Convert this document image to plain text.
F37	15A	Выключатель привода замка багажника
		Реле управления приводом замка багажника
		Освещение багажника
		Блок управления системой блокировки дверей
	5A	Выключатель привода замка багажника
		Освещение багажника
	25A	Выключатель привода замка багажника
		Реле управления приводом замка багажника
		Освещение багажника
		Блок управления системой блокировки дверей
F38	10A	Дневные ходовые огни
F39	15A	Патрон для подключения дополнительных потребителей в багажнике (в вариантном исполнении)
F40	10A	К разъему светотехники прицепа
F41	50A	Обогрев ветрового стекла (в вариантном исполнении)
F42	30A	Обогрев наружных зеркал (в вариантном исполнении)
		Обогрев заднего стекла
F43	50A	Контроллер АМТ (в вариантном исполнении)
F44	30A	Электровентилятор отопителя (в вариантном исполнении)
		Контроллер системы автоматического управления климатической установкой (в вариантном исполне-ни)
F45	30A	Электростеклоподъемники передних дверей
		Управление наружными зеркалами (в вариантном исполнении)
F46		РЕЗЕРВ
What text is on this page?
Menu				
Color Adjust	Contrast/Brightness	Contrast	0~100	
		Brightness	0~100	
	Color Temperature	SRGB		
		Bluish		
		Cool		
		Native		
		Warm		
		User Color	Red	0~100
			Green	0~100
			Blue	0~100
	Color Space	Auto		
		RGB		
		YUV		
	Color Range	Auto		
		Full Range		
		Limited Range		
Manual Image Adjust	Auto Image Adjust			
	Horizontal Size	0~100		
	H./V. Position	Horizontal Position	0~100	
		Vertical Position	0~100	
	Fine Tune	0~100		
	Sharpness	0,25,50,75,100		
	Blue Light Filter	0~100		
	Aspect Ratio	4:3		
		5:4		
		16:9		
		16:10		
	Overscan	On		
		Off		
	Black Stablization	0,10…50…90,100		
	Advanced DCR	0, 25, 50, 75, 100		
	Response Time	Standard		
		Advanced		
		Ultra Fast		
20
:::
What the exercise asks:
Using the entries above, please restate each one word for word.

Reply to the task:
Convert this document image to plain text.
F37	15A	Выключатель привода замка багажника
		Реле управления приводом замка багажника
		Освещение багажника
		Блок управления системой блокировки дверей
	5A	Выключатель привода замка багажника
		Освещение багажника
	25A	Выключатель привода замка багажника
		Реле управления приводом замка багажника
		Освещение багажника
		Блок управления системой блокировки дверей
F38	10A	Дневные ходовые огни
F39	15A	Патрон для подключения дополнительных потребителей в багажнике (в вариантном исполнении)
F40	10A	К разъему светотехники прицепа
F41	50A	Обогрев ветрового стекла (в вариантном исполнении)
F42	30A	Обогрев наружных зеркал (в вариантном исполнении)
		Обогрев заднего стекла
F43	50A	Контроллер АМТ (в вариантном исполнении)
F44	30A	Электровентилятор отопителя (в вариантном исполнении)
		Контроллер системы автоматического управления климатической установкой (в вариантном исполне-ни)
F45	30A	Электростеклоподъемники передних дверей
		Управление наружными зеркалами (в вариантном исполнении)
F46		РЕЗЕРВ
What text is on this page?
Menu				
Color Adjust	Contrast/Brightness	Contrast	0~100	
		Brightness	0~100	
	Color Temperature	SRGB		
		Bluish		
		Cool		
		Native		
		Warm		
		User Color	Red	0~100
			Green	0~100
			Blue	0~100
	Color Space	Auto		
		RGB		
		YUV		
	Color Range	Auto		
		Full Range		
		Limited Range		
Manual Image Adjust	Auto Image Adjust			
	Horizontal Size	0~100		
	H./V. Position	Horizontal Position	0~100	
		Vertical Position	0~100	
	Fine Tune	0~100		
	Sharpness	0,25,50,75,100		
	Blue Light Filter	0~100		
	Aspect Ratio	4:3		
		5:4		
		16:9		
		16:10		
	Overscan	On		
		Off		
	Black Stablization	0,10…50…90,100		
	Advanced DCR	0, 25, 50, 75, 100		
	Response Time	Standard		
		Advanced		
		Ultra Fast		
20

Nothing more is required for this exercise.